• [WORK INSTRUCTIONS] In the material below, find every line with "number" and pull it out.

• [SUPPLIED ENTRIES]

** START **

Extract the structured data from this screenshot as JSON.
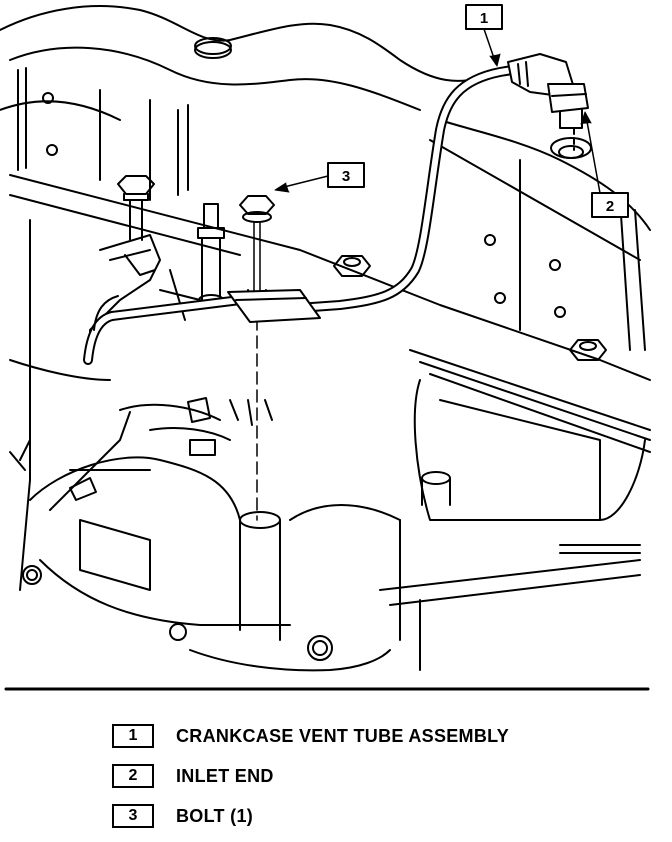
{
  "callouts": [
    {
      "number": "1"
    },
    {
      "number": "2"
    },
    {
      "number": "3"
    }
  ],
  "legend": [
    {
      "number": "1",
      "label": "CRANKCASE VENT TUBE ASSEMBLY"
    },
    {
      "number": "2",
      "label": "INLET END"
    },
    {
      "number": "3",
      "label": "BOLT (1)"
    }
  ]
}
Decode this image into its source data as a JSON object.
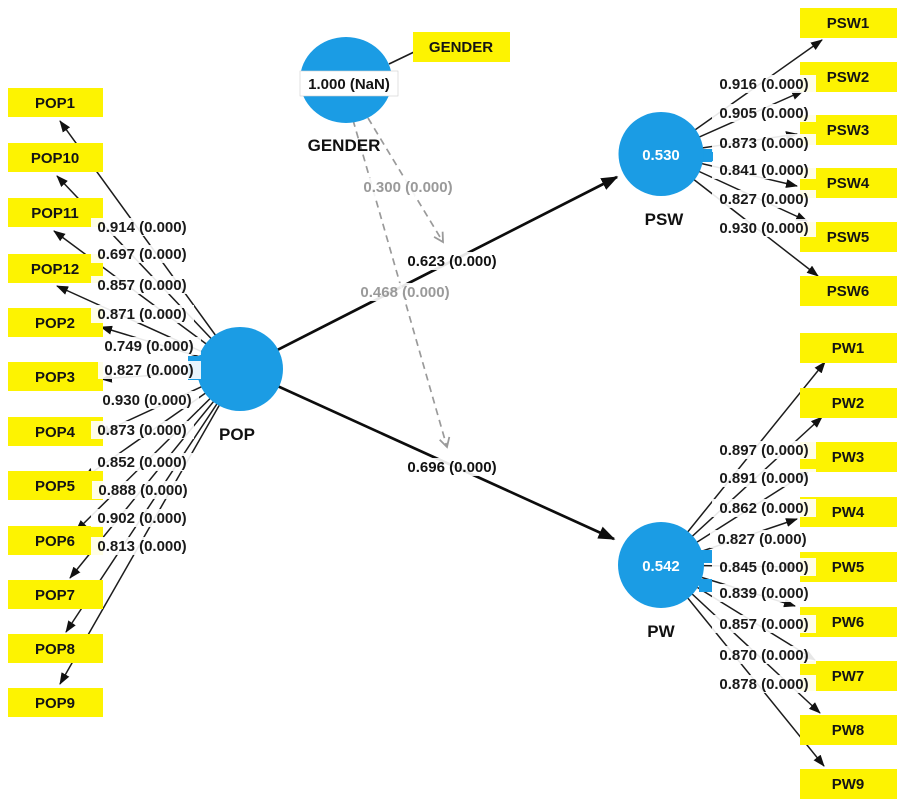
{
  "nodes": {
    "gender": {
      "name": "GENDER",
      "score": "1.000 (NaN)",
      "indicator": "GENDER"
    },
    "pop": {
      "name": "POP",
      "indicators": [
        "POP1",
        "POP10",
        "POP11",
        "POP12",
        "POP2",
        "POP3",
        "POP4",
        "POP5",
        "POP6",
        "POP7",
        "POP8",
        "POP9"
      ],
      "loadings": [
        "0.914 (0.000)",
        "0.697 (0.000)",
        "0.857 (0.000)",
        "0.871 (0.000)",
        "0.749 (0.000)",
        "0.827 (0.000)",
        "0.930 (0.000)",
        "0.873 (0.000)",
        "0.852 (0.000)",
        "0.888 (0.000)",
        "0.902 (0.000)",
        "0.813 (0.000)"
      ]
    },
    "psw": {
      "name": "PSW",
      "r2": "0.530",
      "indicators": [
        "PSW1",
        "PSW2",
        "PSW3",
        "PSW4",
        "PSW5",
        "PSW6"
      ],
      "loadings": [
        "0.916 (0.000)",
        "0.905 (0.000)",
        "0.873 (0.000)",
        "0.841 (0.000)",
        "0.827 (0.000)",
        "0.930 (0.000)"
      ]
    },
    "pw": {
      "name": "PW",
      "r2": "0.542",
      "indicators": [
        "PW1",
        "PW2",
        "PW3",
        "PW4",
        "PW5",
        "PW6",
        "PW7",
        "PW8",
        "PW9"
      ],
      "loadings": [
        "0.897 (0.000)",
        "0.891 (0.000)",
        "0.862 (0.000)",
        "0.827 (0.000)",
        "0.845 (0.000)",
        "0.839 (0.000)",
        "0.857 (0.000)",
        "0.870 (0.000)",
        "0.878 (0.000)"
      ]
    }
  },
  "paths": {
    "gender_psw": "0.300 (0.000)",
    "pop_psw": "0.623 (0.000)",
    "gender_pw": "0.468 (0.000)",
    "pop_pw": "0.696 (0.000)"
  },
  "colors": {
    "latent_node": "#1B9CE4",
    "indicator_box": "#FDF301",
    "muted_path": "#9A9A9A",
    "r2_text": "#FFFFFF"
  }
}
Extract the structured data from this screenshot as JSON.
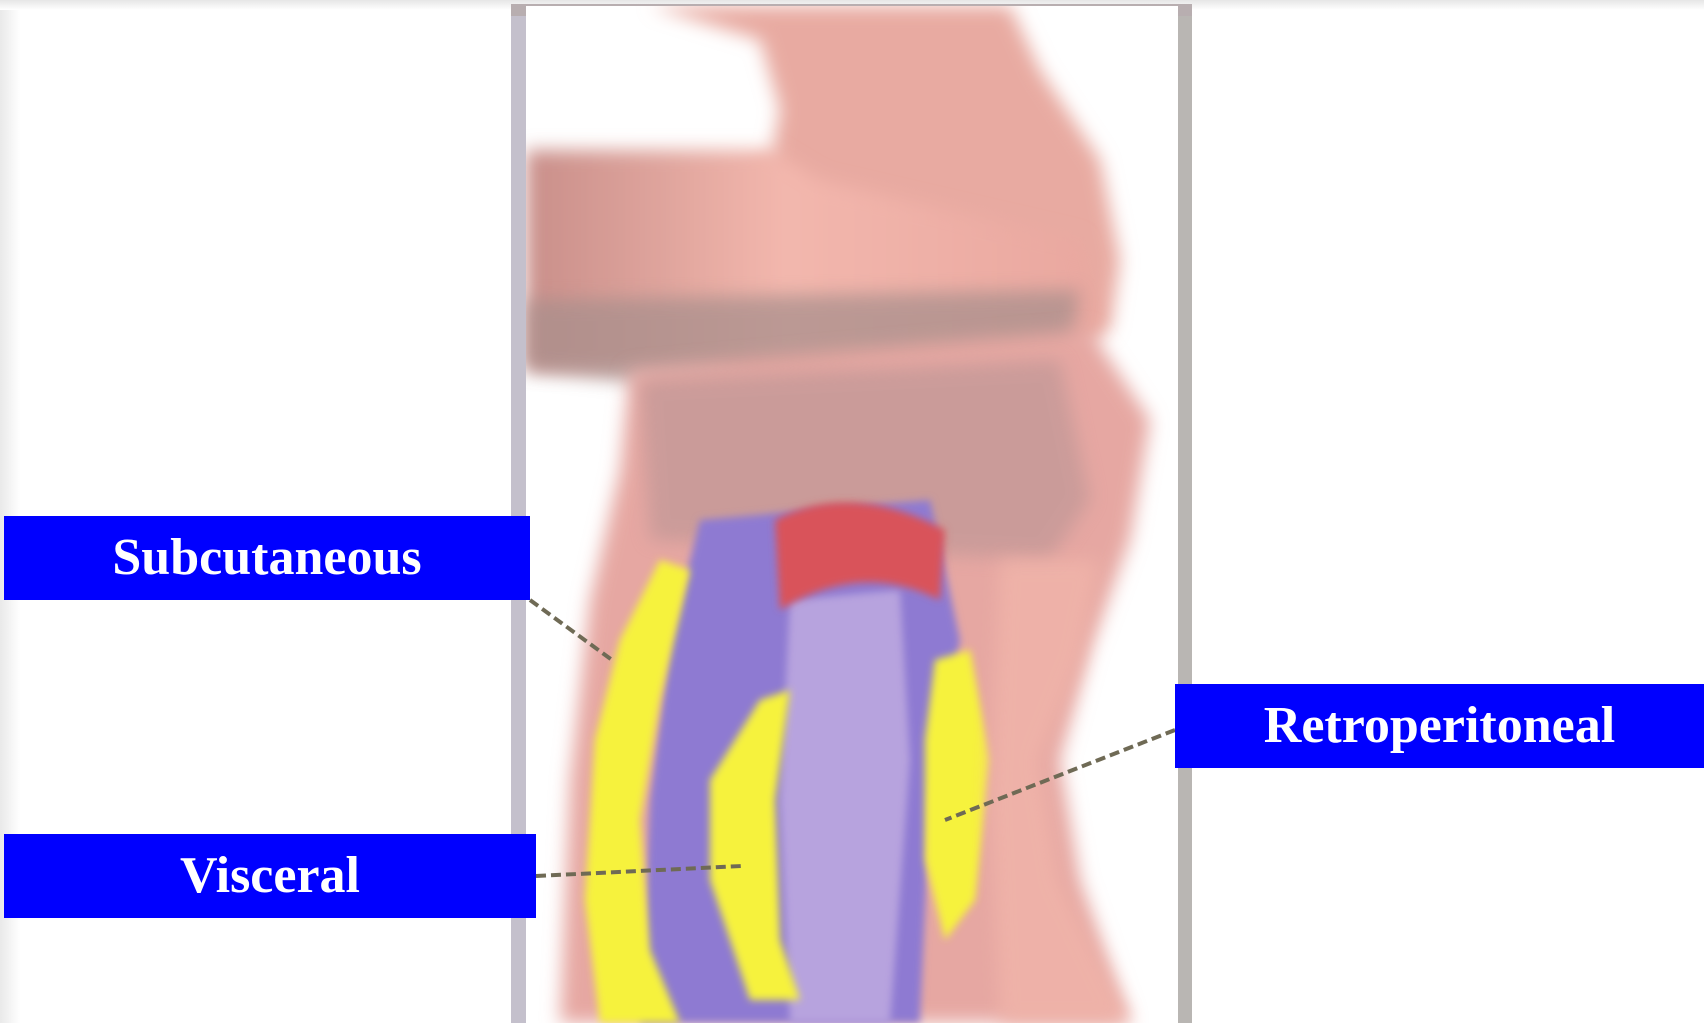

** END **

• [COMPLETE ANSWER]
      "number": "1"
      "number": "2"
      "number": "3"
      "number": "1",
      "number": "2",
      "number": "3",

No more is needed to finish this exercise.